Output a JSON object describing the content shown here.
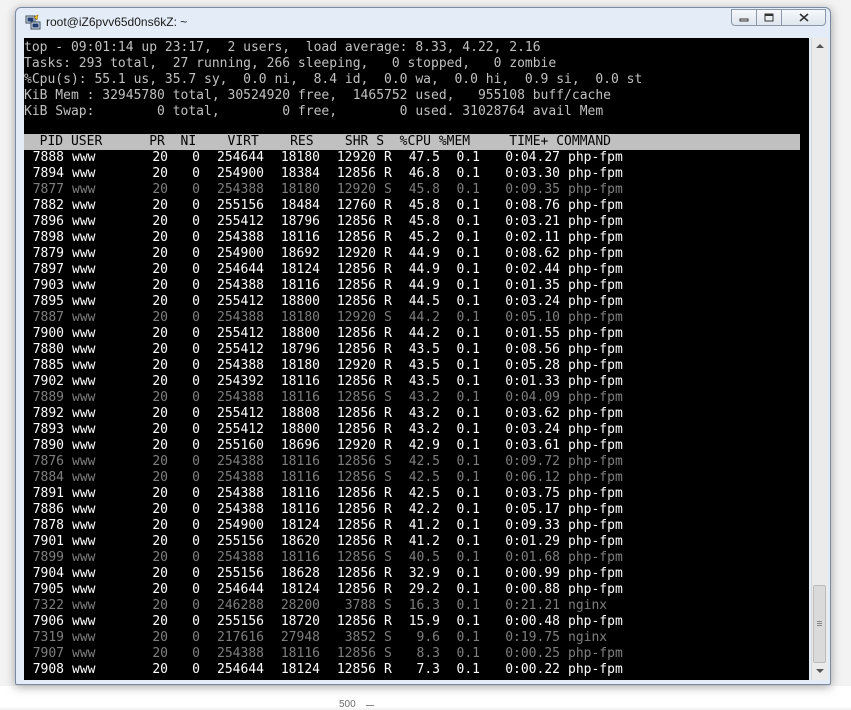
{
  "window": {
    "title": "root@iZ6pvv65d0ns6kZ: ~",
    "icon": "putty-icon",
    "controls": [
      "minimize-icon",
      "maximize-icon",
      "close-icon"
    ]
  },
  "background": {
    "axis_tick": "500"
  },
  "summary": [
    "top - 09:01:14 up 23:17,  2 users,  load average: 8.33, 4.22, 2.16",
    "Tasks: 293 total,  27 running, 266 sleeping,   0 stopped,   0 zombie",
    "%Cpu(s): 55.1 us, 35.7 sy,  0.0 ni,  8.4 id,  0.0 wa,  0.0 hi,  0.9 si,  0.0 st",
    "KiB Mem : 32945780 total, 30524920 free,  1465752 used,   955108 buff/cache",
    "KiB Swap:        0 total,        0 free,        0 used. 31028764 avail Mem"
  ],
  "header": "  PID USER      PR  NI    VIRT    RES    SHR S  %CPU %MEM     TIME+ COMMAND",
  "processes": [
    {
      "pid": "7888",
      "user": "www",
      "pr": "20",
      "ni": "0",
      "virt": "254644",
      "res": "18180",
      "shr": "12920",
      "s": "R",
      "cpu": "47.5",
      "mem": "0.1",
      "time": "0:04.27",
      "cmd": "php-fpm"
    },
    {
      "pid": "7894",
      "user": "www",
      "pr": "20",
      "ni": "0",
      "virt": "254900",
      "res": "18384",
      "shr": "12856",
      "s": "R",
      "cpu": "46.8",
      "mem": "0.1",
      "time": "0:03.30",
      "cmd": "php-fpm"
    },
    {
      "pid": "7877",
      "user": "www",
      "pr": "20",
      "ni": "0",
      "virt": "254388",
      "res": "18180",
      "shr": "12920",
      "s": "S",
      "cpu": "45.8",
      "mem": "0.1",
      "time": "0:09.35",
      "cmd": "php-fpm"
    },
    {
      "pid": "7882",
      "user": "www",
      "pr": "20",
      "ni": "0",
      "virt": "255156",
      "res": "18484",
      "shr": "12760",
      "s": "R",
      "cpu": "45.8",
      "mem": "0.1",
      "time": "0:08.76",
      "cmd": "php-fpm"
    },
    {
      "pid": "7896",
      "user": "www",
      "pr": "20",
      "ni": "0",
      "virt": "255412",
      "res": "18796",
      "shr": "12856",
      "s": "R",
      "cpu": "45.8",
      "mem": "0.1",
      "time": "0:03.21",
      "cmd": "php-fpm"
    },
    {
      "pid": "7898",
      "user": "www",
      "pr": "20",
      "ni": "0",
      "virt": "254388",
      "res": "18116",
      "shr": "12856",
      "s": "R",
      "cpu": "45.2",
      "mem": "0.1",
      "time": "0:02.11",
      "cmd": "php-fpm"
    },
    {
      "pid": "7879",
      "user": "www",
      "pr": "20",
      "ni": "0",
      "virt": "254900",
      "res": "18692",
      "shr": "12920",
      "s": "R",
      "cpu": "44.9",
      "mem": "0.1",
      "time": "0:08.62",
      "cmd": "php-fpm"
    },
    {
      "pid": "7897",
      "user": "www",
      "pr": "20",
      "ni": "0",
      "virt": "254644",
      "res": "18124",
      "shr": "12856",
      "s": "R",
      "cpu": "44.9",
      "mem": "0.1",
      "time": "0:02.44",
      "cmd": "php-fpm"
    },
    {
      "pid": "7903",
      "user": "www",
      "pr": "20",
      "ni": "0",
      "virt": "254388",
      "res": "18116",
      "shr": "12856",
      "s": "R",
      "cpu": "44.9",
      "mem": "0.1",
      "time": "0:01.35",
      "cmd": "php-fpm"
    },
    {
      "pid": "7895",
      "user": "www",
      "pr": "20",
      "ni": "0",
      "virt": "255412",
      "res": "18800",
      "shr": "12856",
      "s": "R",
      "cpu": "44.5",
      "mem": "0.1",
      "time": "0:03.24",
      "cmd": "php-fpm"
    },
    {
      "pid": "7887",
      "user": "www",
      "pr": "20",
      "ni": "0",
      "virt": "254388",
      "res": "18180",
      "shr": "12920",
      "s": "S",
      "cpu": "44.2",
      "mem": "0.1",
      "time": "0:05.10",
      "cmd": "php-fpm"
    },
    {
      "pid": "7900",
      "user": "www",
      "pr": "20",
      "ni": "0",
      "virt": "255412",
      "res": "18800",
      "shr": "12856",
      "s": "R",
      "cpu": "44.2",
      "mem": "0.1",
      "time": "0:01.55",
      "cmd": "php-fpm"
    },
    {
      "pid": "7880",
      "user": "www",
      "pr": "20",
      "ni": "0",
      "virt": "255412",
      "res": "18796",
      "shr": "12856",
      "s": "R",
      "cpu": "43.5",
      "mem": "0.1",
      "time": "0:08.56",
      "cmd": "php-fpm"
    },
    {
      "pid": "7885",
      "user": "www",
      "pr": "20",
      "ni": "0",
      "virt": "254388",
      "res": "18180",
      "shr": "12920",
      "s": "R",
      "cpu": "43.5",
      "mem": "0.1",
      "time": "0:05.28",
      "cmd": "php-fpm"
    },
    {
      "pid": "7902",
      "user": "www",
      "pr": "20",
      "ni": "0",
      "virt": "254392",
      "res": "18116",
      "shr": "12856",
      "s": "R",
      "cpu": "43.5",
      "mem": "0.1",
      "time": "0:01.33",
      "cmd": "php-fpm"
    },
    {
      "pid": "7889",
      "user": "www",
      "pr": "20",
      "ni": "0",
      "virt": "254388",
      "res": "18116",
      "shr": "12856",
      "s": "S",
      "cpu": "43.2",
      "mem": "0.1",
      "time": "0:04.09",
      "cmd": "php-fpm"
    },
    {
      "pid": "7892",
      "user": "www",
      "pr": "20",
      "ni": "0",
      "virt": "255412",
      "res": "18808",
      "shr": "12856",
      "s": "R",
      "cpu": "43.2",
      "mem": "0.1",
      "time": "0:03.62",
      "cmd": "php-fpm"
    },
    {
      "pid": "7893",
      "user": "www",
      "pr": "20",
      "ni": "0",
      "virt": "255412",
      "res": "18800",
      "shr": "12856",
      "s": "R",
      "cpu": "43.2",
      "mem": "0.1",
      "time": "0:03.24",
      "cmd": "php-fpm"
    },
    {
      "pid": "7890",
      "user": "www",
      "pr": "20",
      "ni": "0",
      "virt": "255160",
      "res": "18696",
      "shr": "12920",
      "s": "R",
      "cpu": "42.9",
      "mem": "0.1",
      "time": "0:03.61",
      "cmd": "php-fpm"
    },
    {
      "pid": "7876",
      "user": "www",
      "pr": "20",
      "ni": "0",
      "virt": "254388",
      "res": "18116",
      "shr": "12856",
      "s": "S",
      "cpu": "42.5",
      "mem": "0.1",
      "time": "0:09.72",
      "cmd": "php-fpm"
    },
    {
      "pid": "7884",
      "user": "www",
      "pr": "20",
      "ni": "0",
      "virt": "254388",
      "res": "18116",
      "shr": "12856",
      "s": "S",
      "cpu": "42.5",
      "mem": "0.1",
      "time": "0:06.12",
      "cmd": "php-fpm"
    },
    {
      "pid": "7891",
      "user": "www",
      "pr": "20",
      "ni": "0",
      "virt": "254388",
      "res": "18116",
      "shr": "12856",
      "s": "R",
      "cpu": "42.5",
      "mem": "0.1",
      "time": "0:03.75",
      "cmd": "php-fpm"
    },
    {
      "pid": "7886",
      "user": "www",
      "pr": "20",
      "ni": "0",
      "virt": "254388",
      "res": "18116",
      "shr": "12856",
      "s": "R",
      "cpu": "42.2",
      "mem": "0.1",
      "time": "0:05.17",
      "cmd": "php-fpm"
    },
    {
      "pid": "7878",
      "user": "www",
      "pr": "20",
      "ni": "0",
      "virt": "254900",
      "res": "18124",
      "shr": "12856",
      "s": "R",
      "cpu": "41.2",
      "mem": "0.1",
      "time": "0:09.33",
      "cmd": "php-fpm"
    },
    {
      "pid": "7901",
      "user": "www",
      "pr": "20",
      "ni": "0",
      "virt": "255156",
      "res": "18620",
      "shr": "12856",
      "s": "R",
      "cpu": "41.2",
      "mem": "0.1",
      "time": "0:01.29",
      "cmd": "php-fpm"
    },
    {
      "pid": "7899",
      "user": "www",
      "pr": "20",
      "ni": "0",
      "virt": "254388",
      "res": "18116",
      "shr": "12856",
      "s": "S",
      "cpu": "40.5",
      "mem": "0.1",
      "time": "0:01.68",
      "cmd": "php-fpm"
    },
    {
      "pid": "7904",
      "user": "www",
      "pr": "20",
      "ni": "0",
      "virt": "255156",
      "res": "18628",
      "shr": "12856",
      "s": "R",
      "cpu": "32.9",
      "mem": "0.1",
      "time": "0:00.99",
      "cmd": "php-fpm"
    },
    {
      "pid": "7905",
      "user": "www",
      "pr": "20",
      "ni": "0",
      "virt": "254644",
      "res": "18124",
      "shr": "12856",
      "s": "R",
      "cpu": "29.2",
      "mem": "0.1",
      "time": "0:00.88",
      "cmd": "php-fpm"
    },
    {
      "pid": "7322",
      "user": "www",
      "pr": "20",
      "ni": "0",
      "virt": "246288",
      "res": "28200",
      "shr": "3788",
      "s": "S",
      "cpu": "16.3",
      "mem": "0.1",
      "time": "0:21.21",
      "cmd": "nginx"
    },
    {
      "pid": "7906",
      "user": "www",
      "pr": "20",
      "ni": "0",
      "virt": "255156",
      "res": "18720",
      "shr": "12856",
      "s": "R",
      "cpu": "15.9",
      "mem": "0.1",
      "time": "0:00.48",
      "cmd": "php-fpm"
    },
    {
      "pid": "7319",
      "user": "www",
      "pr": "20",
      "ni": "0",
      "virt": "217616",
      "res": "27948",
      "shr": "3852",
      "s": "S",
      "cpu": "9.6",
      "mem": "0.1",
      "time": "0:19.75",
      "cmd": "nginx"
    },
    {
      "pid": "7907",
      "user": "www",
      "pr": "20",
      "ni": "0",
      "virt": "254388",
      "res": "18116",
      "shr": "12856",
      "s": "S",
      "cpu": "8.3",
      "mem": "0.1",
      "time": "0:00.25",
      "cmd": "php-fpm"
    },
    {
      "pid": "7908",
      "user": "www",
      "pr": "20",
      "ni": "0",
      "virt": "254644",
      "res": "18124",
      "shr": "12856",
      "s": "R",
      "cpu": "7.3",
      "mem": "0.1",
      "time": "0:00.22",
      "cmd": "php-fpm"
    }
  ],
  "colors": {
    "terminal_bg": "#000000",
    "running_text": "#ffffff",
    "sleeping_text": "#7f7f7f",
    "summary_text": "#c0c0c0",
    "header_bg": "#c0c0c0"
  }
}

····················

Identify all lines where the word "icon" shows up. Copy them.

▶ [EXERCISE OUTPUT]:
    "icon": "putty-icon",
      "minimize-icon",
      "maximize-icon",
      "close-icon"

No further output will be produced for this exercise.